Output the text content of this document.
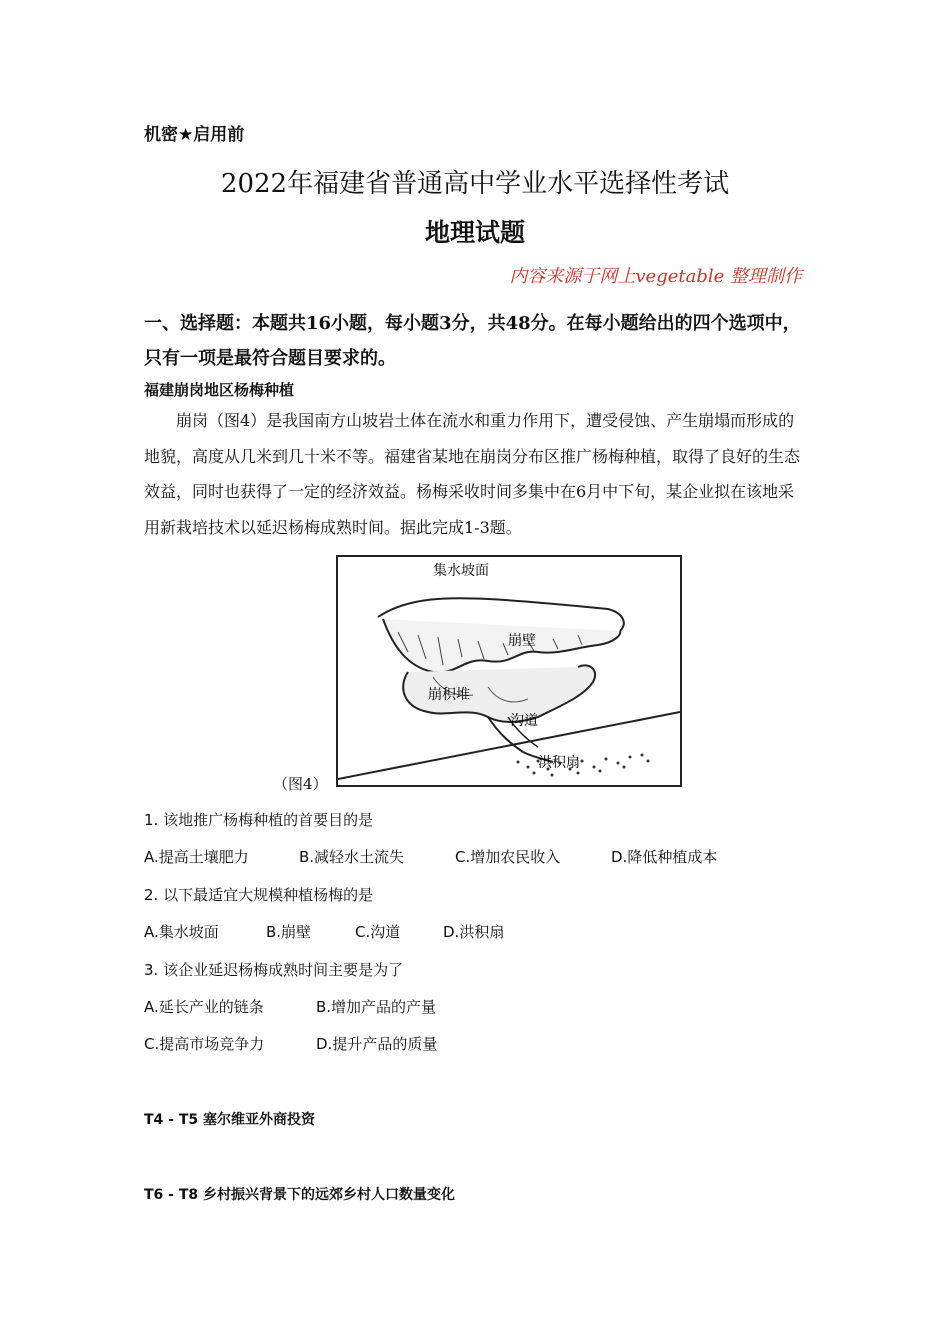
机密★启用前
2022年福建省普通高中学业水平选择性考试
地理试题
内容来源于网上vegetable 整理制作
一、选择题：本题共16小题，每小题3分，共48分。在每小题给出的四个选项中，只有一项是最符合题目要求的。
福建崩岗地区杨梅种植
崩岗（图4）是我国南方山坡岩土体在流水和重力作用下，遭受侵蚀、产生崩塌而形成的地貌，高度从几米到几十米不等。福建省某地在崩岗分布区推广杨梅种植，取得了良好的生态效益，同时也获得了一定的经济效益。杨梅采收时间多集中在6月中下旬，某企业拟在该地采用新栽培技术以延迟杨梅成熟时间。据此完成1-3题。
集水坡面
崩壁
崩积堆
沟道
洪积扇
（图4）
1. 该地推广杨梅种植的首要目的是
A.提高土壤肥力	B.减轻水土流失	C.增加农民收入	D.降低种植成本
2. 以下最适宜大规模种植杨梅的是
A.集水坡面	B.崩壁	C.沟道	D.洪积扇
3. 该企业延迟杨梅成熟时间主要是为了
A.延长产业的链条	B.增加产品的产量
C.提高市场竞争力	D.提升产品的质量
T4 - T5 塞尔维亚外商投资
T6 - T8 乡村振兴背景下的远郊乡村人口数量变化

........

### REQUIREMENTS:
Reproduce all of the entries word for word, skipping any pictures they hold.

### EXERCISE SOLUTION:
Output the text content of this document.
机密★启用前
2022年福建省普通高中学业水平选择性考试
地理试题
内容来源于网上vegetable 整理制作
一、选择题：本题共16小题，每小题3分，共48分。在每小题给出的四个选项中，只有一项是最符合题目要求的。
福建崩岗地区杨梅种植
崩岗（图4）是我国南方山坡岩土体在流水和重力作用下，遭受侵蚀、产生崩塌而形成的地貌，高度从几米到几十米不等。福建省某地在崩岗分布区推广杨梅种植，取得了良好的生态效益，同时也获得了一定的经济效益。杨梅采收时间多集中在6月中下旬，某企业拟在该地采用新栽培技术以延迟杨梅成熟时间。据此完成1-3题。
集水坡面
崩壁
崩积堆
沟道
洪积扇
（图4）
1. 该地推广杨梅种植的首要目的是
A.提高土壤肥力	B.减轻水土流失	C.增加农民收入	D.降低种植成本
2. 以下最适宜大规模种植杨梅的是
A.集水坡面	B.崩壁	C.沟道	D.洪积扇
3. 该企业延迟杨梅成熟时间主要是为了
A.延长产业的链条	B.增加产品的产量
C.提高市场竞争力	D.提升产品的质量
T4 - T5 塞尔维亚外商投资
T6 - T8 乡村振兴背景下的远郊乡村人口数量变化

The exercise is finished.